**EXERCISE BRIEF**: Give the data below again exactly as it stands. Omit the pictures.

═════ DATA PROVIDED ═════

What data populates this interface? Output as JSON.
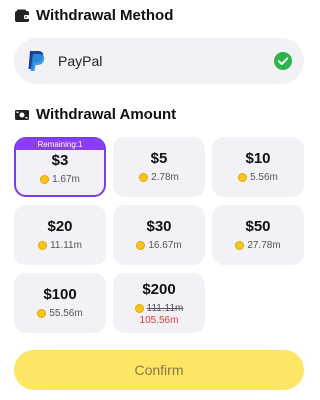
{
  "method_section": {
    "title": "Withdrawal Method",
    "icon": "wallet-icon"
  },
  "method": {
    "label": "PayPal",
    "icon": "paypal-icon",
    "selected": true
  },
  "amount_section": {
    "title": "Withdrawal Amount",
    "icon": "cash-icon"
  },
  "amounts": [
    {
      "price": "$3",
      "coins": "1.67m",
      "badge": "Remaining:1",
      "selected": true
    },
    {
      "price": "$5",
      "coins": "2.78m"
    },
    {
      "price": "$10",
      "coins": "5.56m"
    },
    {
      "price": "$20",
      "coins": "11.11m"
    },
    {
      "price": "$30",
      "coins": "16.67m"
    },
    {
      "price": "$50",
      "coins": "27.78m"
    },
    {
      "price": "$100",
      "coins": "55.56m"
    },
    {
      "price": "$200",
      "old_coins": "111.11m",
      "new_coins": "105.56m"
    }
  ],
  "confirm_label": "Confirm",
  "colors": {
    "accent": "#8b3cf5",
    "confirm_bg": "#fde566",
    "check": "#2db34a",
    "discount": "#e03a3a"
  }
}
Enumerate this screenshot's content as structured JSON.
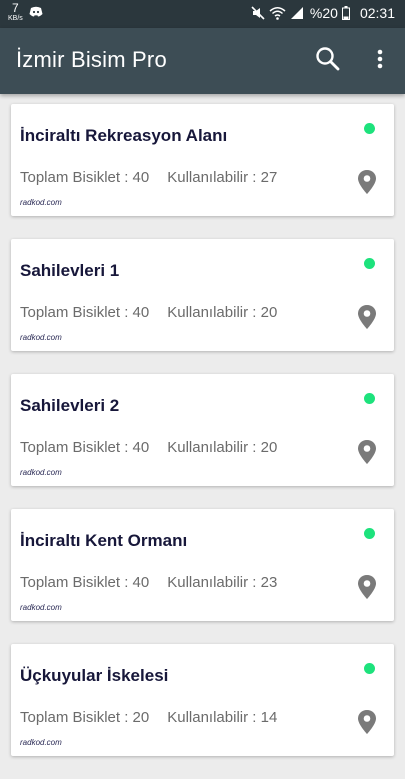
{
  "status_bar": {
    "speed_value": "7",
    "speed_unit": "KB/s",
    "battery": "%20",
    "time": "02:31"
  },
  "app_bar": {
    "title": "İzmir Bisim Pro",
    "icons": [
      "search-icon",
      "more-vert-icon"
    ]
  },
  "stations": [
    {
      "name": "İnciraltı Rekreasyon Alanı",
      "total_label": "Toplam Bisiklet :",
      "total": "40",
      "available_label": "Kullanılabilir :",
      "available": "27",
      "credit": "radkod.com",
      "status_color": "#1de27c"
    },
    {
      "name": "Sahilevleri 1",
      "total_label": "Toplam Bisiklet :",
      "total": "40",
      "available_label": "Kullanılabilir :",
      "available": "20",
      "credit": "radkod.com",
      "status_color": "#1de27c"
    },
    {
      "name": "Sahilevleri 2",
      "total_label": "Toplam Bisiklet :",
      "total": "40",
      "available_label": "Kullanılabilir :",
      "available": "20",
      "credit": "radkod.com",
      "status_color": "#1de27c"
    },
    {
      "name": "İnciraltı Kent Ormanı",
      "total_label": "Toplam Bisiklet :",
      "total": "40",
      "available_label": "Kullanılabilir :",
      "available": "23",
      "credit": "radkod.com",
      "status_color": "#1de27c"
    },
    {
      "name": "Üçkuyular İskelesi",
      "total_label": "Toplam Bisiklet :",
      "total": "20",
      "available_label": "Kullanılabilir :",
      "available": "14",
      "credit": "radkod.com",
      "status_color": "#1de27c"
    }
  ]
}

═════

**WRITTEN RESPONSE**:
What data populates this interface? Output as JSON.
{
  "method_section": {
    "title": "Withdrawal Method",
    "icon": "wallet-icon"
  },
  "method": {
    "label": "PayPal",
    "icon": "paypal-icon",
    "selected": true
  },
  "amount_section": {
    "title": "Withdrawal Amount",
    "icon": "cash-icon"
  },
  "amounts": [
    {
      "price": "$3",
      "coins": "1.67m",
      "badge": "Remaining:1",
      "selected": true
    },
    {
      "price": "$5",
      "coins": "2.78m"
    },
    {
      "price": "$10",
      "coins": "5.56m"
    },
    {
      "price": "$20",
      "coins": "11.11m"
    },
    {
      "price": "$30",
      "coins": "16.67m"
    },
    {
      "price": "$50",
      "coins": "27.78m"
    },
    {
      "price": "$100",
      "coins": "55.56m"
    },
    {
      "price": "$200",
      "old_coins": "111.11m",
      "new_coins": "105.56m"
    }
  ],
  "confirm_label": "Confirm",
  "colors": {
    "accent": "#8b3cf5",
    "confirm_bg": "#fde566",
    "check": "#2db34a",
    "discount": "#e03a3a"
  }
}
Enumerate this screenshot's content as structured JSON.
{
  "status_bar": {
    "speed_value": "7",
    "speed_unit": "KB/s",
    "battery": "%20",
    "time": "02:31"
  },
  "app_bar": {
    "title": "İzmir Bisim Pro",
    "icons": [
      "search-icon",
      "more-vert-icon"
    ]
  },
  "stations": [
    {
      "name": "İnciraltı Rekreasyon Alanı",
      "total_label": "Toplam Bisiklet :",
      "total": "40",
      "available_label": "Kullanılabilir :",
      "available": "27",
      "credit": "radkod.com",
      "status_color": "#1de27c"
    },
    {
      "name": "Sahilevleri 1",
      "total_label": "Toplam Bisiklet :",
      "total": "40",
      "available_label": "Kullanılabilir :",
      "available": "20",
      "credit": "radkod.com",
      "status_color": "#1de27c"
    },
    {
      "name": "Sahilevleri 2",
      "total_label": "Toplam Bisiklet :",
      "total": "40",
      "available_label": "Kullanılabilir :",
      "available": "20",
      "credit": "radkod.com",
      "status_color": "#1de27c"
    },
    {
      "name": "İnciraltı Kent Ormanı",
      "total_label": "Toplam Bisiklet :",
      "total": "40",
      "available_label": "Kullanılabilir :",
      "available": "23",
      "credit": "radkod.com",
      "status_color": "#1de27c"
    },
    {
      "name": "Üçkuyular İskelesi",
      "total_label": "Toplam Bisiklet :",
      "total": "20",
      "available_label": "Kullanılabilir :",
      "available": "14",
      "credit": "radkod.com",
      "status_color": "#1de27c"
    }
  ]
}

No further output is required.